- **WHAT THIS TASK INVOLVES**: Convert the rows, from the first line up to and including the line with "kpi-revenue-growth: Revenue Growth", into a JSON list of strings with one string per line and no blank lines.

========================================

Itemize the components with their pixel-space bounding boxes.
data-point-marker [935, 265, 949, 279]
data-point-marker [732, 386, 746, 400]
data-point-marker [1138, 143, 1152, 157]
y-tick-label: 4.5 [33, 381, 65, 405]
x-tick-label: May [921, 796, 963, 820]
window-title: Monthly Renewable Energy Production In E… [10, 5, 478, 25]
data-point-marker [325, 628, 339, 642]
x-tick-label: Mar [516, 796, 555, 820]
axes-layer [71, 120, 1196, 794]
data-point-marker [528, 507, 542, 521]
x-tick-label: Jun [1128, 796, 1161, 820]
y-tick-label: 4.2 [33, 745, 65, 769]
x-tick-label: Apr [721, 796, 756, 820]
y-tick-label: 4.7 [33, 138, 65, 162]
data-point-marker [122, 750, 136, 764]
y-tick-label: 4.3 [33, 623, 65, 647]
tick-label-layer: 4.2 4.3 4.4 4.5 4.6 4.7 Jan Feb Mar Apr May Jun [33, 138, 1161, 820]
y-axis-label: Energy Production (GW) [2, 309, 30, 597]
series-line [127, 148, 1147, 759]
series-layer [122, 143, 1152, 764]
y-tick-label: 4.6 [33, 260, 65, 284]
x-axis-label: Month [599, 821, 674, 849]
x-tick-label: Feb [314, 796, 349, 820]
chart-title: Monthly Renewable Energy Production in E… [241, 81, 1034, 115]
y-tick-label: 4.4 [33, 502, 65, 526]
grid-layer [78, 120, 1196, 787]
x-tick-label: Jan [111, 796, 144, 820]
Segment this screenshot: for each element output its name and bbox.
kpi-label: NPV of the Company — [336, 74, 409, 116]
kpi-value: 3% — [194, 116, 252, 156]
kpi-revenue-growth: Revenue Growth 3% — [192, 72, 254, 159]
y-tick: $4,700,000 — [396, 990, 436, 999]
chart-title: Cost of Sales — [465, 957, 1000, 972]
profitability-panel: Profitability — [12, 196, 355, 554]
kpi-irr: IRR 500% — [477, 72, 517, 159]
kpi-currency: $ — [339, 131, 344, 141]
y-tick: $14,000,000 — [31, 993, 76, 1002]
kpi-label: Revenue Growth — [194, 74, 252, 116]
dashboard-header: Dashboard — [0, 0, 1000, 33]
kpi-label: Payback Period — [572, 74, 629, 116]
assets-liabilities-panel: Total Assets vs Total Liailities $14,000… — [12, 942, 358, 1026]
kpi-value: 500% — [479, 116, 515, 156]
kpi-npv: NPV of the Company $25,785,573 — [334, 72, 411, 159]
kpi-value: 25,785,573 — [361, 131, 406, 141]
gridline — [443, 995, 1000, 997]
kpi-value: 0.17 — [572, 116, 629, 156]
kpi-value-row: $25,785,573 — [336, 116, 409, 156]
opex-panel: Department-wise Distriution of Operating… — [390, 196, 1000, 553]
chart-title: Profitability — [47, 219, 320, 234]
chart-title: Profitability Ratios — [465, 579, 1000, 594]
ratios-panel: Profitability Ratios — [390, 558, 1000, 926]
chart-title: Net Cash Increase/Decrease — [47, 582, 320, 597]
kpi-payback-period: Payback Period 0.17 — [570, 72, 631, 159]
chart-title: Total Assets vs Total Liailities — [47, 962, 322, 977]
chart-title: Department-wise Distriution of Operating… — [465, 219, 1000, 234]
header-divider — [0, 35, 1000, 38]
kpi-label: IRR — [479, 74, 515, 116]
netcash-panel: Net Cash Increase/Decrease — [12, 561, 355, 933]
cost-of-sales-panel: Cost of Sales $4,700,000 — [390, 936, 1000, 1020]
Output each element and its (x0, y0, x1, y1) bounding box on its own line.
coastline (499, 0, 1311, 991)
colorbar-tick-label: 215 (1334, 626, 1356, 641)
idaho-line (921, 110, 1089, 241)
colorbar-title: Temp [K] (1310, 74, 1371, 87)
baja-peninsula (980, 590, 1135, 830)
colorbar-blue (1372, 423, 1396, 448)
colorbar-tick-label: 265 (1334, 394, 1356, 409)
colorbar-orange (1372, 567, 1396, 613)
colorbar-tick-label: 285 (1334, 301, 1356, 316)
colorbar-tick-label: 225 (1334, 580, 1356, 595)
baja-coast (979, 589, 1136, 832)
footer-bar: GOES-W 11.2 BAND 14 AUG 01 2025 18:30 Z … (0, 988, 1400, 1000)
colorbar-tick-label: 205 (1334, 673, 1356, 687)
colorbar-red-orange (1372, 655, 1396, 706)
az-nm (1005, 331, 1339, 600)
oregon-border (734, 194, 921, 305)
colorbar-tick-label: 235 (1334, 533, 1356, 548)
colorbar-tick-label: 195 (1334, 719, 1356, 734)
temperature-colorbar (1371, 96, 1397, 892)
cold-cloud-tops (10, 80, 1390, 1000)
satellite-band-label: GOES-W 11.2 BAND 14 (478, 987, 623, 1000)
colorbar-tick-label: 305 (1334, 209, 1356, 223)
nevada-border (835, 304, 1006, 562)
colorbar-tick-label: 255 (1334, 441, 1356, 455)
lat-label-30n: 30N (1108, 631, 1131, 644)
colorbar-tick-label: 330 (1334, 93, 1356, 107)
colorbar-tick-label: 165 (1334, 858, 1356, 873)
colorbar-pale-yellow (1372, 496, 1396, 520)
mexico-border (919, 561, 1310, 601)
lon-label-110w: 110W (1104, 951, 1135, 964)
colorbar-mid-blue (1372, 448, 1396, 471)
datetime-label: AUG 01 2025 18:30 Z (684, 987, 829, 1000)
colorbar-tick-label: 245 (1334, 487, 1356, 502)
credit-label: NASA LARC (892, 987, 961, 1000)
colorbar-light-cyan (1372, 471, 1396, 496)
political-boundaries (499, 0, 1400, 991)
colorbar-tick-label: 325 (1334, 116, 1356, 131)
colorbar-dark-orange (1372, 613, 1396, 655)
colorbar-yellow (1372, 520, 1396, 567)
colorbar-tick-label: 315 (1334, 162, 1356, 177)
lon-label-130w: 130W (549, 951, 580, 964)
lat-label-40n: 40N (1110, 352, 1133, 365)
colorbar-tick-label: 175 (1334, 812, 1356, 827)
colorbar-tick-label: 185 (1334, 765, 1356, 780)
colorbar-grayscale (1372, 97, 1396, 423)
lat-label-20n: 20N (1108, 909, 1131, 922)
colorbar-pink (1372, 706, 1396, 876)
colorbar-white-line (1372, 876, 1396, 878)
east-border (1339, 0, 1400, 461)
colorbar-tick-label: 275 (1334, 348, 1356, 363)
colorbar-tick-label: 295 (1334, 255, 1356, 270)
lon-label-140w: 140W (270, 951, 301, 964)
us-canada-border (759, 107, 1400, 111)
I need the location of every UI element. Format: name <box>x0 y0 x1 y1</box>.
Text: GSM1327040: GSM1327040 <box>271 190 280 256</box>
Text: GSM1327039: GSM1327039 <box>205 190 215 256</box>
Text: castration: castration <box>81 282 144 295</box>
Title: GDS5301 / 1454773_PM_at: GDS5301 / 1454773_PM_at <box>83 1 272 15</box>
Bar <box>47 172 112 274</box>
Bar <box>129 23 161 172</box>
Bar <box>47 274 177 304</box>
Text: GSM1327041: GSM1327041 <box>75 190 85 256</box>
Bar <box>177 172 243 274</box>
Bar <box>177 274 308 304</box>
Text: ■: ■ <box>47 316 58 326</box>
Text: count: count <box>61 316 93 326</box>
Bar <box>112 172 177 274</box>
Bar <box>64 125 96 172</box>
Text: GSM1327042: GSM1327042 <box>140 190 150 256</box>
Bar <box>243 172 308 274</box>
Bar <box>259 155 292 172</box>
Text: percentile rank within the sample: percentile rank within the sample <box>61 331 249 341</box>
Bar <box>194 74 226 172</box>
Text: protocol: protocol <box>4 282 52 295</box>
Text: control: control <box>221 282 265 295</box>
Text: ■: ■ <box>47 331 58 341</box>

========================================

- **THE ANSWER**:
[
  "Itemize the components with their pixel-space bounding boxes.",
  "data-point-marker [935, 265, 949, 279]",
  "data-point-marker [732, 386, 746, 400]",
  "data-point-marker [1138, 143, 1152, 157]",
  "y-tick-label: 4.5 [33, 381, 65, 405]",
  "x-tick-label: May [921, 796, 963, 820]",
  "window-title: Monthly Renewable Energy Production In E… [10, 5, 478, 25]",
  "data-point-marker [325, 628, 339, 642]",
  "x-tick-label: Mar [516, 796, 555, 820]",
  "axes-layer [71, 120, 1196, 794]",
  "data-point-marker [528, 507, 542, 521]",
  "x-tick-label: Jun [1128, 796, 1161, 820]",
  "y-tick-label: 4.2 [33, 745, 65, 769]",
  "x-tick-label: Apr [721, 796, 756, 820]",
  "y-tick-label: 4.7 [33, 138, 65, 162]",
  "data-point-marker [122, 750, 136, 764]",
  "y-tick-label: 4.3 [33, 623, 65, 647]",
  "tick-label-layer: 4.2 4.3 4.4 4.5 4.6 4.7 Jan Feb Mar Apr May Jun [33, 138, 1161, 820]",
  "y-axis-label: Energy Production (GW) [2, 309, 30, 597]",
  "series-line [127, 148, 1147, 759]",
  "series-layer [122, 143, 1152, 764]",
  "y-tick-label: 4.6 [33, 260, 65, 284]",
  "x-axis-label: Month [599, 821, 674, 849]",
  "x-tick-label: Feb [314, 796, 349, 820]",
  "chart-title: Monthly Renewable Energy Production in E… [241, 81, 1034, 115]",
  "y-tick-label: 4.4 [33, 502, 65, 526]",
  "grid-layer [78, 120, 1196, 787]",
  "x-tick-label: Jan [111, 796, 144, 820]",
  "Segment this screenshot: for each element output its name and bbox.",
  "kpi-label: NPV of the Company — [336, 74, 409, 116]",
  "kpi-value: 3% — [194, 116, 252, 156]",
  "kpi-revenue-growth: Revenue Growth 3% — [192, 72, 254, 159]"
]